DATA PROVIDED |
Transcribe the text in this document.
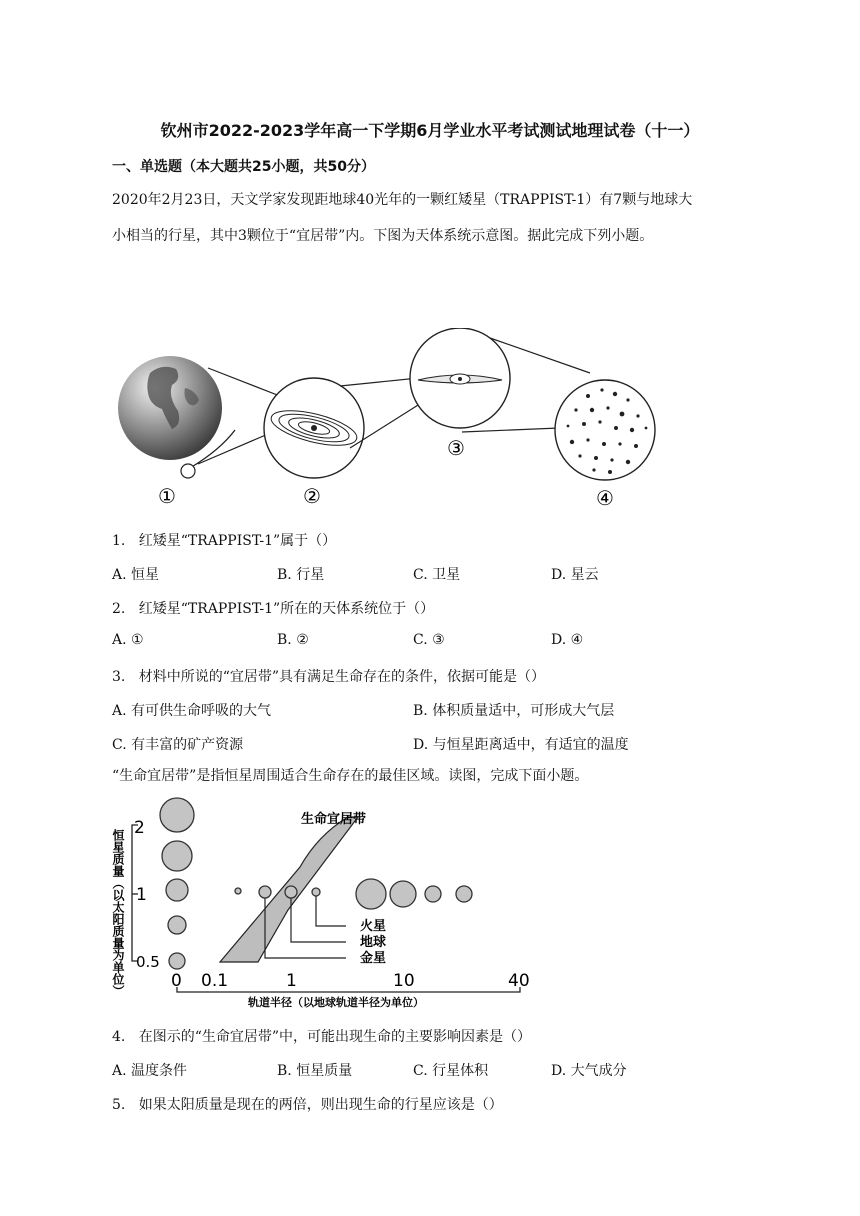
钦州市2022-2023学年高一下学期6月学业水平考试测试地理试卷（十一）
一、单选题（本大题共25小题，共50分）
2020年2月23日，天文学家发现距地球40光年的一颗红矮星（TRAPPIST-1）有7颗与地球大
小相当的行星，其中3颗位于“宜居带”内。下图为天体系统示意图。据此完成下列小题。
①	②
③
④
1. 红矮星“TRAPPIST-1”属于（）
A. 恒星	B. 行星	C. 卫星	D. 星云
2. 红矮星“TRAPPIST-1”所在的天体系统位于（）
A. ①	B. ②	C. ③	D. ④
3. 材料中所说的“宜居带”具有满足生命存在的条件，依据可能是（）
A. 有可供生命呼吸的大气	B. 体积质量适中，可形成大气层
C. 有丰富的矿产资源	D. 与恒星距离适中，有适宜的温度
“生命宜居带”是指恒星周围适合生命存在的最佳区域。读图，完成下面小题。
恒星质量（以太阳质量为单位）
2
1
0.5
生命宜居带
火星
地球
金星
0 0.1	1	10	40
轨道半径（以地球轨道半径为单位）
4. 在图示的“生命宜居带”中，可能出现生命的主要影响因素是（）
A. 温度条件	B. 恒星质量	C. 行星体积	D. 大气成分
5. 如果太阳质量是现在的两倍，则出现生命的行星应该是（）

PROBLEM TO SOLVE |
Reproduce the material word for word. Any pictures should be left out of the copy.

ANSWER TO THIS EXERCISE |
Transcribe the text in this document.
钦州市2022-2023学年高一下学期6月学业水平考试测试地理试卷（十一）
一、单选题（本大题共25小题，共50分）
2020年2月23日，天文学家发现距地球40光年的一颗红矮星（TRAPPIST-1）有7颗与地球大
小相当的行星，其中3颗位于“宜居带”内。下图为天体系统示意图。据此完成下列小题。
①	②
③
④
1. 红矮星“TRAPPIST-1”属于（）
A. 恒星	B. 行星	C. 卫星	D. 星云
2. 红矮星“TRAPPIST-1”所在的天体系统位于（）
A. ①	B. ②	C. ③	D. ④
3. 材料中所说的“宜居带”具有满足生命存在的条件，依据可能是（）
A. 有可供生命呼吸的大气	B. 体积质量适中，可形成大气层
C. 有丰富的矿产资源	D. 与恒星距离适中，有适宜的温度
“生命宜居带”是指恒星周围适合生命存在的最佳区域。读图，完成下面小题。
恒星质量（以太阳质量为单位）
2
1
0.5
生命宜居带
火星
地球
金星
0 0.1	1	10	40
轨道半径（以地球轨道半径为单位）
4. 在图示的“生命宜居带”中，可能出现生命的主要影响因素是（）
A. 温度条件	B. 恒星质量	C. 行星体积	D. 大气成分
5. 如果太阳质量是现在的两倍，则出现生命的行星应该是（）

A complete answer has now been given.